__Exercise prompt__. Report, word for word, every line of the material that contains "poſſe".
------------
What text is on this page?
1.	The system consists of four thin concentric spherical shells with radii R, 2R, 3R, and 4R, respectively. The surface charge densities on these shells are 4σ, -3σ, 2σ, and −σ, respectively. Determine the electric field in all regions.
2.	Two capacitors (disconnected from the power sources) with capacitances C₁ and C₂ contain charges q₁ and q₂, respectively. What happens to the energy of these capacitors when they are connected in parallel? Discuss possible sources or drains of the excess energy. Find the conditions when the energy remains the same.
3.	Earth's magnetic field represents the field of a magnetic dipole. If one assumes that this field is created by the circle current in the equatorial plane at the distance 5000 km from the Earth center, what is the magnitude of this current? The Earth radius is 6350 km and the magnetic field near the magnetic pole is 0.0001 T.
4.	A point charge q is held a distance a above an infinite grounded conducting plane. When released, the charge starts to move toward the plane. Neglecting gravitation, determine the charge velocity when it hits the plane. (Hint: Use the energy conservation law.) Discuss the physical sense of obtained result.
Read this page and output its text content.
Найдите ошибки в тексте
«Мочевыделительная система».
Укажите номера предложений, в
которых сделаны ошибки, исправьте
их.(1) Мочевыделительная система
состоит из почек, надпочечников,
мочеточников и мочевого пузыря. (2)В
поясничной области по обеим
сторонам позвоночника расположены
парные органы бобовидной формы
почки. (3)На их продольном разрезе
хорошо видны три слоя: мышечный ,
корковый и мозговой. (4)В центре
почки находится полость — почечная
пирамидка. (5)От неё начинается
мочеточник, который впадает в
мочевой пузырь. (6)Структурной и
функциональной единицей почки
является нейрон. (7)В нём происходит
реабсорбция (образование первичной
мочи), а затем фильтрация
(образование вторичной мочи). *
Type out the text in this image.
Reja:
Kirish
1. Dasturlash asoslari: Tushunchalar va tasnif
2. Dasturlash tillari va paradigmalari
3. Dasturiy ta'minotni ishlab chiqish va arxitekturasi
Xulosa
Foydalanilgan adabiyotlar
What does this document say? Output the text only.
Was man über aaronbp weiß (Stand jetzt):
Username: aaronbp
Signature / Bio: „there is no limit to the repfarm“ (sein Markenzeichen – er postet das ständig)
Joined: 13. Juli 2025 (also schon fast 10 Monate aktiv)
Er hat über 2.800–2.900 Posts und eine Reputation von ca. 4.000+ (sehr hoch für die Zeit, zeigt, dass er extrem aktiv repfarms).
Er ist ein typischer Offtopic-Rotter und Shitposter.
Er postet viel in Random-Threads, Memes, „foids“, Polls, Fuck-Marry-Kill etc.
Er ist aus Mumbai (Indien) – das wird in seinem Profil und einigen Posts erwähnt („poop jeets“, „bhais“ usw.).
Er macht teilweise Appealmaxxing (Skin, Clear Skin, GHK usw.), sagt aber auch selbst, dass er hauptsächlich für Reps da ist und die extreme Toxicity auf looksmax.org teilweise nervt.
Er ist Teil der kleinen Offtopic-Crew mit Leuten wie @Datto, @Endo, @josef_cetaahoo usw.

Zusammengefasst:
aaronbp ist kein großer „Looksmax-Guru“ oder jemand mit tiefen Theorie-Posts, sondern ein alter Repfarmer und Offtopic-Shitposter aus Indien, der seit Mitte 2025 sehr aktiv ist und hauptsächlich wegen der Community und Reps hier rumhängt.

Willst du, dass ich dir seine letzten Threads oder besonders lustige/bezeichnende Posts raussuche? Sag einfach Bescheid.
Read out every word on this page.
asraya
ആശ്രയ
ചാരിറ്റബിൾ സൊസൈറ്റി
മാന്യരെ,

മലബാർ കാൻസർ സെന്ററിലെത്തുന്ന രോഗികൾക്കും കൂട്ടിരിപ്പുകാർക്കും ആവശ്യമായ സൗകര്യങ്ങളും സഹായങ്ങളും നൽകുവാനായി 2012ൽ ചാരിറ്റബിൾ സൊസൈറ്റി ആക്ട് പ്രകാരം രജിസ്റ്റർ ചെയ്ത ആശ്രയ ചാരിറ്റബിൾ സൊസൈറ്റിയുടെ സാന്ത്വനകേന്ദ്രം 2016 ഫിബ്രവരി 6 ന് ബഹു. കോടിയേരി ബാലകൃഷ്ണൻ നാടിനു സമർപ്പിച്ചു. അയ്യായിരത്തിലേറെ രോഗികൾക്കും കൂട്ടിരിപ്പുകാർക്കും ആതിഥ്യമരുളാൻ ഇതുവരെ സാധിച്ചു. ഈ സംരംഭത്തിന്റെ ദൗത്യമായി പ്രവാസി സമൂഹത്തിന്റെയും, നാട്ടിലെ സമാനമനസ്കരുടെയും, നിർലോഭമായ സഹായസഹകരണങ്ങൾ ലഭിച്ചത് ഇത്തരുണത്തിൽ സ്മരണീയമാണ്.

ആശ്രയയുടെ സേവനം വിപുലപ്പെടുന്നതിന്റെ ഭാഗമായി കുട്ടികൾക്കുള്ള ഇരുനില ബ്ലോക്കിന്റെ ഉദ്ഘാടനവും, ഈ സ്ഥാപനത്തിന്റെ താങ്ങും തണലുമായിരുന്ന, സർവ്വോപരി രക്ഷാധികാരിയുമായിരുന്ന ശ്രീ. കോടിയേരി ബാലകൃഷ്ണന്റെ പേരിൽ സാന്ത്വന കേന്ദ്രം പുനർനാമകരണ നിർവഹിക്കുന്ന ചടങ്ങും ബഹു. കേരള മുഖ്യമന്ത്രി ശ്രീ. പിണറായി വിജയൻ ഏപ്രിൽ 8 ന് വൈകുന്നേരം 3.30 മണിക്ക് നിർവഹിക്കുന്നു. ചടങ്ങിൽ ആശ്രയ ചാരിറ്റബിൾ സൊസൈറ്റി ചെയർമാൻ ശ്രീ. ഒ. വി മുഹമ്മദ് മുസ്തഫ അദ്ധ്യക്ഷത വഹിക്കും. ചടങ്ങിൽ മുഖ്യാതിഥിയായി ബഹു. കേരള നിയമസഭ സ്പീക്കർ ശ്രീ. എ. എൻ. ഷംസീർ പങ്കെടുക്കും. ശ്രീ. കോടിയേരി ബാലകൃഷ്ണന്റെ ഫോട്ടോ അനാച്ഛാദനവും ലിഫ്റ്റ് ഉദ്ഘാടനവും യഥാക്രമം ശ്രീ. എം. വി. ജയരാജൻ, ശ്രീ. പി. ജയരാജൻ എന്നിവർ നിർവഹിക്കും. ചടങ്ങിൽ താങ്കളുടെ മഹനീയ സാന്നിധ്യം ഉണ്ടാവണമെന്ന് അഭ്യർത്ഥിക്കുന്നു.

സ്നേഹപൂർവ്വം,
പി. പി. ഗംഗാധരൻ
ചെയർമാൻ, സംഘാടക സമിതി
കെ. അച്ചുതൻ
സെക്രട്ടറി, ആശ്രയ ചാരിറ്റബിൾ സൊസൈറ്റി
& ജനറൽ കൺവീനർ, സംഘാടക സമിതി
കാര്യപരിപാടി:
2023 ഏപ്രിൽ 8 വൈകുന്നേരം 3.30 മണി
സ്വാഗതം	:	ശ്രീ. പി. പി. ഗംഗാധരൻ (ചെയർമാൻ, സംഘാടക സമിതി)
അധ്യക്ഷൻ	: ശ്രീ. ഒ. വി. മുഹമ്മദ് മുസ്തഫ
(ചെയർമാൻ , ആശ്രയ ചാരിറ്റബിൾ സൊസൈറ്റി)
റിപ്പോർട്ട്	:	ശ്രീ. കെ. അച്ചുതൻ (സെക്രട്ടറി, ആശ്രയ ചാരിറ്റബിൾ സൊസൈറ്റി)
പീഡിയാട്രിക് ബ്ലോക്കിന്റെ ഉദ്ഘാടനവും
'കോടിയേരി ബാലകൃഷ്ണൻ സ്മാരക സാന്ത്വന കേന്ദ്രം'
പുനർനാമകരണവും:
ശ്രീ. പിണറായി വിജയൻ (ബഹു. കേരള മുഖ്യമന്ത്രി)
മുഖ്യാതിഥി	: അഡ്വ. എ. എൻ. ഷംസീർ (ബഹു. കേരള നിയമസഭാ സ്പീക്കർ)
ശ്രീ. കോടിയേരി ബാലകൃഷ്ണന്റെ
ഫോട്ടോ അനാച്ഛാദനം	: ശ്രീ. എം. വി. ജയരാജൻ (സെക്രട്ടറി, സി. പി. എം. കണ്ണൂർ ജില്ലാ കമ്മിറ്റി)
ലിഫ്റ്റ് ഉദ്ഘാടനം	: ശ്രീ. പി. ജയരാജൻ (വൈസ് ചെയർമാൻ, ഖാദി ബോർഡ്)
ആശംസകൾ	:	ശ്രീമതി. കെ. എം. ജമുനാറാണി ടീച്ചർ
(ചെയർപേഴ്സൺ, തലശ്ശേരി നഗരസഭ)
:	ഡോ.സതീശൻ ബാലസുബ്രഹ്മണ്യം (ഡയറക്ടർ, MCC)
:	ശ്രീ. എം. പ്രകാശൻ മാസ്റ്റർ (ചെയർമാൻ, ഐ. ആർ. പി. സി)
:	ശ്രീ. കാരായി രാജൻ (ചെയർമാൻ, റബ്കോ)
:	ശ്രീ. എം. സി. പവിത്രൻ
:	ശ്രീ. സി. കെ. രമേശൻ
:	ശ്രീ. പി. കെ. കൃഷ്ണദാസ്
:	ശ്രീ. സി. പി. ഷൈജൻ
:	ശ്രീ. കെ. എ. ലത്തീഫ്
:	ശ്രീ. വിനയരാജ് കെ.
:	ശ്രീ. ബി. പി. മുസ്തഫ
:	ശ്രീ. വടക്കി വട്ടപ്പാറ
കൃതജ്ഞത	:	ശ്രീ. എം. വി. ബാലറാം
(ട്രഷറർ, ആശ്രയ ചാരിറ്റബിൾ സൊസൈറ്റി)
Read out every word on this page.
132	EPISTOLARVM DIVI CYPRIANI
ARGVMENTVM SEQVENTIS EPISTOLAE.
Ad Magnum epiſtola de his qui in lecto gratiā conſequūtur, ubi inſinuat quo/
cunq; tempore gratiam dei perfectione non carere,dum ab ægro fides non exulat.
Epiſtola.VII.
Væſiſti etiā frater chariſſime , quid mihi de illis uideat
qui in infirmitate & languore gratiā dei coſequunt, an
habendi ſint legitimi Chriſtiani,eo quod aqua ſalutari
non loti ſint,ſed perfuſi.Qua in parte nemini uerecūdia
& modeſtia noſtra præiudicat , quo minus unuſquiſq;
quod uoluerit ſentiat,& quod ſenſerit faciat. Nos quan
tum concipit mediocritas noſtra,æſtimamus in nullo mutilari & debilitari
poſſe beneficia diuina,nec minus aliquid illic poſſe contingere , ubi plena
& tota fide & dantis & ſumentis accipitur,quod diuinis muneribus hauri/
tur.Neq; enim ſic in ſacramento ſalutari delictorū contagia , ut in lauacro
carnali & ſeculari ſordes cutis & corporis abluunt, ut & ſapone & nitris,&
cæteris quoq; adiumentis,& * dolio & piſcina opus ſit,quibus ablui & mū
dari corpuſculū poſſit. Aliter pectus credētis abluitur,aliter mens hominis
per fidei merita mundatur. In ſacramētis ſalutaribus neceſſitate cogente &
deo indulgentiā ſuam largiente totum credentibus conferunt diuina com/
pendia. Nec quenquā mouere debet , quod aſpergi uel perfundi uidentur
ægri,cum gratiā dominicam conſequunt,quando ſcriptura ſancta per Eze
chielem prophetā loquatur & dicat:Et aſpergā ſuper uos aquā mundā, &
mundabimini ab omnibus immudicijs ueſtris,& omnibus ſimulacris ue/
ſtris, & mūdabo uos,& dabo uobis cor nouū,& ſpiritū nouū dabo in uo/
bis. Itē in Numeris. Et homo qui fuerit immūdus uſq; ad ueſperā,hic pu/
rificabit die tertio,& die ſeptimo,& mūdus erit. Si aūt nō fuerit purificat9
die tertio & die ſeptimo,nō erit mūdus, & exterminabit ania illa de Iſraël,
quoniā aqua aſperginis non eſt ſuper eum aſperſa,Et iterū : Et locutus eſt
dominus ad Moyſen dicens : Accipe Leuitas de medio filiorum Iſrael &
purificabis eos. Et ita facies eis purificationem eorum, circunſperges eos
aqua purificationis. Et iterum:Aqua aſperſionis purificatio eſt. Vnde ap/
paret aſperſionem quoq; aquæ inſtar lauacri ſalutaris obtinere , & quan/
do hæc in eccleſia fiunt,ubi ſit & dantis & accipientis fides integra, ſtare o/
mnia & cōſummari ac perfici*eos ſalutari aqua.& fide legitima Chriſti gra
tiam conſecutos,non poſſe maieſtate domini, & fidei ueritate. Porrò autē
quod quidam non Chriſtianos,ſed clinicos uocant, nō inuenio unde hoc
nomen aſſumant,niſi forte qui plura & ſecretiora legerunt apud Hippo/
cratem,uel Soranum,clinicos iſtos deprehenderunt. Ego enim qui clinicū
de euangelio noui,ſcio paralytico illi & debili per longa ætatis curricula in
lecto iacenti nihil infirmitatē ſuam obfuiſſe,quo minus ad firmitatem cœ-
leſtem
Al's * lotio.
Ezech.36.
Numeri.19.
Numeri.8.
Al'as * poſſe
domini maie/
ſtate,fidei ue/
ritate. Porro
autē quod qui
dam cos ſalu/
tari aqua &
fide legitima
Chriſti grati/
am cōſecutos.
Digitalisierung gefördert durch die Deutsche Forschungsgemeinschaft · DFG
------------
__Response to this task__.
poſſe beneficia diuina,nec minus aliquid illic poſſe contingere , ubi plena
tiam conſecutos,non poſſe maieſtate domini, & fidei ueritate. Porrò autē
Al'as * poſſe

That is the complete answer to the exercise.